══ AVAILABLE RECORDS ══

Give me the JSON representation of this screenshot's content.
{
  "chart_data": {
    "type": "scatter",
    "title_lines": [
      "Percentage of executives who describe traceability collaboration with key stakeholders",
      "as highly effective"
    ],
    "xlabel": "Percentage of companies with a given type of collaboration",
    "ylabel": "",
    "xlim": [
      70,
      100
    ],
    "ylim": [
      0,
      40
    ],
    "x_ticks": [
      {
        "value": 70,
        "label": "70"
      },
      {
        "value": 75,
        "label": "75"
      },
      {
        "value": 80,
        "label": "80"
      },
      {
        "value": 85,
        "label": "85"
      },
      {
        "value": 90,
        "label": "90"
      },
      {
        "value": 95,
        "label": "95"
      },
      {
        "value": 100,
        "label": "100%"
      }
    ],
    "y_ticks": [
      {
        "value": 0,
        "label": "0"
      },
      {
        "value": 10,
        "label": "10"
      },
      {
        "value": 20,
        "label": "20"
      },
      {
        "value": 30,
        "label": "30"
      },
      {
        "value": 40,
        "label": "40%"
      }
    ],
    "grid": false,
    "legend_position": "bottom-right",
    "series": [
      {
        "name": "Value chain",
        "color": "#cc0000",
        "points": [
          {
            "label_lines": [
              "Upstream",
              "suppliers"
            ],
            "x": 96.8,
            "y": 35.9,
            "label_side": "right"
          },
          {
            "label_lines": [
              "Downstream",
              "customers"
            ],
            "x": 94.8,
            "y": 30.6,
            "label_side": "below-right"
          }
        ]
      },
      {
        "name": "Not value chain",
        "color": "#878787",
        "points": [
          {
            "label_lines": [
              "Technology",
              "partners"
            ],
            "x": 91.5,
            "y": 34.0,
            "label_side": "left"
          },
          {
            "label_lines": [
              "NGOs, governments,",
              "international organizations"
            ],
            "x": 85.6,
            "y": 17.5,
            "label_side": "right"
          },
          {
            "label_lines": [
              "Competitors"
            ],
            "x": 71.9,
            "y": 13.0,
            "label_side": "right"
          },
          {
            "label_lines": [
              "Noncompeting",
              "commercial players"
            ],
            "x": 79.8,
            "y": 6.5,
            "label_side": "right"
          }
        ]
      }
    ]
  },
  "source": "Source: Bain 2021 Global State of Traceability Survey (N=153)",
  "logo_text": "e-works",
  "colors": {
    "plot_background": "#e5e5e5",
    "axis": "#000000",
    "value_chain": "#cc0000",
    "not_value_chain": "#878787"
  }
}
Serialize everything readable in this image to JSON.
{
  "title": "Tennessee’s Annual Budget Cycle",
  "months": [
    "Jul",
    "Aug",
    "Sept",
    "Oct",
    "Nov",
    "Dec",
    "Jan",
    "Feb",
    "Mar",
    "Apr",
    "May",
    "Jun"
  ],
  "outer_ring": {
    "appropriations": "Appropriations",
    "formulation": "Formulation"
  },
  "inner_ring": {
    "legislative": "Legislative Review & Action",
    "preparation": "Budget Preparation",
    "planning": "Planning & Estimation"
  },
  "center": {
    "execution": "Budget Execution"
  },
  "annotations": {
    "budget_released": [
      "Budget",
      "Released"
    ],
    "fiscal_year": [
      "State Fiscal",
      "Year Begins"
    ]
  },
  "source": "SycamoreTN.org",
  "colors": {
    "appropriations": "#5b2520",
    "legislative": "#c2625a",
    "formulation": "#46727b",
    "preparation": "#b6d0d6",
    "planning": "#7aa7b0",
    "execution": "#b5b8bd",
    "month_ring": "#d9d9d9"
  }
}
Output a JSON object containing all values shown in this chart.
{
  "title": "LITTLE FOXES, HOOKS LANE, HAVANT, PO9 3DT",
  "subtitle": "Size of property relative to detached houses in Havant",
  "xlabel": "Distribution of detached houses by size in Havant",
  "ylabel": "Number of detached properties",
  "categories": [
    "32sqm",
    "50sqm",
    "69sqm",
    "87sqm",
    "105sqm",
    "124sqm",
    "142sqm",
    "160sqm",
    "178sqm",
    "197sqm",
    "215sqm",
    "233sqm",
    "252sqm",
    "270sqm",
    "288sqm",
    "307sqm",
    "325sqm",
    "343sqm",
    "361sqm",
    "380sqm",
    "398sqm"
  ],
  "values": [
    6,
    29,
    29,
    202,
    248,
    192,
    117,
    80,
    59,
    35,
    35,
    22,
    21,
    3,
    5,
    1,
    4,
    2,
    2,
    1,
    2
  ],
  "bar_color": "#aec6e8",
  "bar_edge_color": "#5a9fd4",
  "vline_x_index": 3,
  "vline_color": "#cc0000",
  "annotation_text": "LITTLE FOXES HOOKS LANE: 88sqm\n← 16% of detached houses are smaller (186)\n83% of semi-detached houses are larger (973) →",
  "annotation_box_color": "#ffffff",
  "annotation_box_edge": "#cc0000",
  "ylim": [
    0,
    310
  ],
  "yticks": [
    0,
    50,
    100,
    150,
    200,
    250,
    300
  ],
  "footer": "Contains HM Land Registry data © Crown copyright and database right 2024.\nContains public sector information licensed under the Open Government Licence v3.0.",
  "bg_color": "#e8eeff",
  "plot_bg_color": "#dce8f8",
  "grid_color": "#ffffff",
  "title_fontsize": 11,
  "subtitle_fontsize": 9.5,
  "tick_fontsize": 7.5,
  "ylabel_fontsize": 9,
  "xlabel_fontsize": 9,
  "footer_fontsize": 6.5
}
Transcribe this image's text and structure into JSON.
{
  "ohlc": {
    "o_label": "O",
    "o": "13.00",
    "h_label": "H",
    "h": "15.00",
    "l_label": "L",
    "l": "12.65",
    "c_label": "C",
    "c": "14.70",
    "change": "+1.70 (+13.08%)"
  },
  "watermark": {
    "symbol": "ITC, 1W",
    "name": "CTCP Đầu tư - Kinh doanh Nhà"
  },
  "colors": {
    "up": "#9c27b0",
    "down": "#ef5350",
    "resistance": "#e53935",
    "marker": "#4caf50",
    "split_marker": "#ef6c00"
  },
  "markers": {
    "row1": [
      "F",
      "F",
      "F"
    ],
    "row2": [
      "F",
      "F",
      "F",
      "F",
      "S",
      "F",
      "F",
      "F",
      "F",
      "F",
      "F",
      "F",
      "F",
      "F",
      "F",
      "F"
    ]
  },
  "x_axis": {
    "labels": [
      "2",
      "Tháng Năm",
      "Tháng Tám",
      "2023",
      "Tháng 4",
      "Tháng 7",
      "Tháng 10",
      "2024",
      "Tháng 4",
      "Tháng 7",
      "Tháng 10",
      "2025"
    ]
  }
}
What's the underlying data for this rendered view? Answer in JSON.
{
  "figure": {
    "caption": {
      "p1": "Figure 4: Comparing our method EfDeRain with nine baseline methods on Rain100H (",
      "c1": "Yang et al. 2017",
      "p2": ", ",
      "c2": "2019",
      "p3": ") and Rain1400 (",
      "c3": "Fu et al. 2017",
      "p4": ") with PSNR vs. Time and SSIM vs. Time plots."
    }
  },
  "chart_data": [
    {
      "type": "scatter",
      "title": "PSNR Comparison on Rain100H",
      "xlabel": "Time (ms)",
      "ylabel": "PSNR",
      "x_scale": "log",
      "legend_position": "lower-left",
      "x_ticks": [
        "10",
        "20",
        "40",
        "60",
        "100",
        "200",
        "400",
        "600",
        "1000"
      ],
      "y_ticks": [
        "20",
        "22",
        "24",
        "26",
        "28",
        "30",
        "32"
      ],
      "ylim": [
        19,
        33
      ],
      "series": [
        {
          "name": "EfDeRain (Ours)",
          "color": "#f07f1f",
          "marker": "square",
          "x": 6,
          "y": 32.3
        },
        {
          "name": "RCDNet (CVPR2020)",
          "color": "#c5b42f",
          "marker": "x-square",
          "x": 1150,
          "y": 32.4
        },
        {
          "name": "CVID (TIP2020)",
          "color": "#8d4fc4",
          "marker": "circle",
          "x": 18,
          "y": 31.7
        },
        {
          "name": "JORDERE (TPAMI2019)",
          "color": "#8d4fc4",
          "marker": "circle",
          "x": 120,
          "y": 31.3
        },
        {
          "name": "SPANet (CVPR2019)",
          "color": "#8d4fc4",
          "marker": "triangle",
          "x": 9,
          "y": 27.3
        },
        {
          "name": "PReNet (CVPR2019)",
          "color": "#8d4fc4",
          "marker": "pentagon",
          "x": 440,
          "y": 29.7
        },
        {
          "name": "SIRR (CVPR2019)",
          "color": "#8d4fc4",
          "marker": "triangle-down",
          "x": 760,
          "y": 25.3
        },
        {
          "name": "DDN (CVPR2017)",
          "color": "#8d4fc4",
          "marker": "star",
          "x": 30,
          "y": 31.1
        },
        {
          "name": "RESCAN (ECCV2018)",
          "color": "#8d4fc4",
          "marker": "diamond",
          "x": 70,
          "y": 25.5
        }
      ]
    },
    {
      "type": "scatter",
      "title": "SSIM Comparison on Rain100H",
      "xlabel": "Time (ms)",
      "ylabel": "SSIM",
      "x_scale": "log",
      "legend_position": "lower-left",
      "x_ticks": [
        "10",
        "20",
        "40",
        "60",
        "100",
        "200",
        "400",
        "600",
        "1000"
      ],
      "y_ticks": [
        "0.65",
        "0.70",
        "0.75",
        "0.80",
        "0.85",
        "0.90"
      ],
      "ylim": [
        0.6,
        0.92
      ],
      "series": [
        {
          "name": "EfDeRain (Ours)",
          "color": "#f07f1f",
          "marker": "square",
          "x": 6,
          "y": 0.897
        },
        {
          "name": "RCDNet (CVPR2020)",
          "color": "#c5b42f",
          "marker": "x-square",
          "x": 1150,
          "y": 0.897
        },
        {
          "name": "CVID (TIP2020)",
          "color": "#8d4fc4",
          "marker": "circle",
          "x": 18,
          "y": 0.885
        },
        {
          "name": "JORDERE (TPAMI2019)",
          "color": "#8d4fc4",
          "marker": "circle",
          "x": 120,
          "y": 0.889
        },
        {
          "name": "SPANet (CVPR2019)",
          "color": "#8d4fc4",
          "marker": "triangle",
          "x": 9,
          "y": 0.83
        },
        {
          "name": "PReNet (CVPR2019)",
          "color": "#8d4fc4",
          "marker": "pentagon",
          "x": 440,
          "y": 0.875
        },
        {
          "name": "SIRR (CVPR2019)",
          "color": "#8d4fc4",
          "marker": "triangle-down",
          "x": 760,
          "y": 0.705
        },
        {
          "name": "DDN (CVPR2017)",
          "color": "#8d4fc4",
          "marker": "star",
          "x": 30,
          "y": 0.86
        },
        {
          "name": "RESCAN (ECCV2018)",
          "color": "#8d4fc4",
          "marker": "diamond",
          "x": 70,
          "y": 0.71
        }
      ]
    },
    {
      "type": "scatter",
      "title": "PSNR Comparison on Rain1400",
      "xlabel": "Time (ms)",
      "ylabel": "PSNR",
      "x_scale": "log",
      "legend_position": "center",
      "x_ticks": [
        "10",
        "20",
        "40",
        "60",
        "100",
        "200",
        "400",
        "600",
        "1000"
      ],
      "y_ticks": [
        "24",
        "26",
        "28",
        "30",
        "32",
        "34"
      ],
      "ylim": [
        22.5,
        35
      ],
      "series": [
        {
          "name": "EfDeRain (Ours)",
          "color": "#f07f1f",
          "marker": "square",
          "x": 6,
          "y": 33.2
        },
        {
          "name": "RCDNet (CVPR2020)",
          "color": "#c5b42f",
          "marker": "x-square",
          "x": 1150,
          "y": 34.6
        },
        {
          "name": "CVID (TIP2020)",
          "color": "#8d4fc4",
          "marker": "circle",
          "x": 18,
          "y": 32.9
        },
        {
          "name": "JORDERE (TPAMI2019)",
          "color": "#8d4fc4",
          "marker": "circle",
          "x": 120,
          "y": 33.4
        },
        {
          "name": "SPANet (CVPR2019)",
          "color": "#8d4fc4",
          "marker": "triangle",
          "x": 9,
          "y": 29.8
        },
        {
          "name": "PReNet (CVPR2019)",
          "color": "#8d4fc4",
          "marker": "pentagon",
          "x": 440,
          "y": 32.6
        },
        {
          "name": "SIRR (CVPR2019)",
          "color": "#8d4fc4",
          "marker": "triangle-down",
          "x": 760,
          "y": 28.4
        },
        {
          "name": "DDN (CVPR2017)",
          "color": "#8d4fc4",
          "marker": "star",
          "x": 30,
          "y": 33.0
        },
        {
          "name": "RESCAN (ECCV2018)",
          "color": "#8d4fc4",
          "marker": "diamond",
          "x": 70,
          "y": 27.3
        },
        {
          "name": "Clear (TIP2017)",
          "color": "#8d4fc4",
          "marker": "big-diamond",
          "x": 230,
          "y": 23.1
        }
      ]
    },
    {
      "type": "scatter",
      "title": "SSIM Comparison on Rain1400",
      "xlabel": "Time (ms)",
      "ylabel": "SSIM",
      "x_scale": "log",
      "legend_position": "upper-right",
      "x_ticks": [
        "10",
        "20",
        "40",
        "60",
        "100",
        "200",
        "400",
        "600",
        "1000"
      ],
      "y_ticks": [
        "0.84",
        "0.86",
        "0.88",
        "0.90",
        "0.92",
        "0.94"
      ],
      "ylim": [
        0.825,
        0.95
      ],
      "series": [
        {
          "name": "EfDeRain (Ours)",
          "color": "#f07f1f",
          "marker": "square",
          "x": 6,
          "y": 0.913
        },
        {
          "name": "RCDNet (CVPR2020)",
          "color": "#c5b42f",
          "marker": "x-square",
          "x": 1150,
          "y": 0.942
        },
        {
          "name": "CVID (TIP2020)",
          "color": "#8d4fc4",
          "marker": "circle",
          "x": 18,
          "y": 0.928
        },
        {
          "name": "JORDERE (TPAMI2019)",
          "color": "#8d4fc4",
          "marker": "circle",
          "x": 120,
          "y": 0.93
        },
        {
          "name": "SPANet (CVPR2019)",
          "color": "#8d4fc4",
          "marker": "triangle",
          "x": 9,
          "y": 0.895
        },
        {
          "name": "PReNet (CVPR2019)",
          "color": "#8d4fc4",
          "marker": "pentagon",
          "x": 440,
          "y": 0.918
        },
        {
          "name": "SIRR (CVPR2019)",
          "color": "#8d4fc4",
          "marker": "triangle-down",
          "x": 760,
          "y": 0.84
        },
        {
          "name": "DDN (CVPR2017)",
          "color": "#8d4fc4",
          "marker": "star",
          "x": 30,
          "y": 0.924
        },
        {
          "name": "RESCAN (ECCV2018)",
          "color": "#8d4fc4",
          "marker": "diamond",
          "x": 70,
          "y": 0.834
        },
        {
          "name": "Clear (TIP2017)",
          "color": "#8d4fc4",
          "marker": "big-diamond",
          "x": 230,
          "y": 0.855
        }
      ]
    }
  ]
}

═══

GOAL OF THE EXERCISE:
State how many lines of the listing include the word "image". Reply with the number alone.

TASK RESULT:
2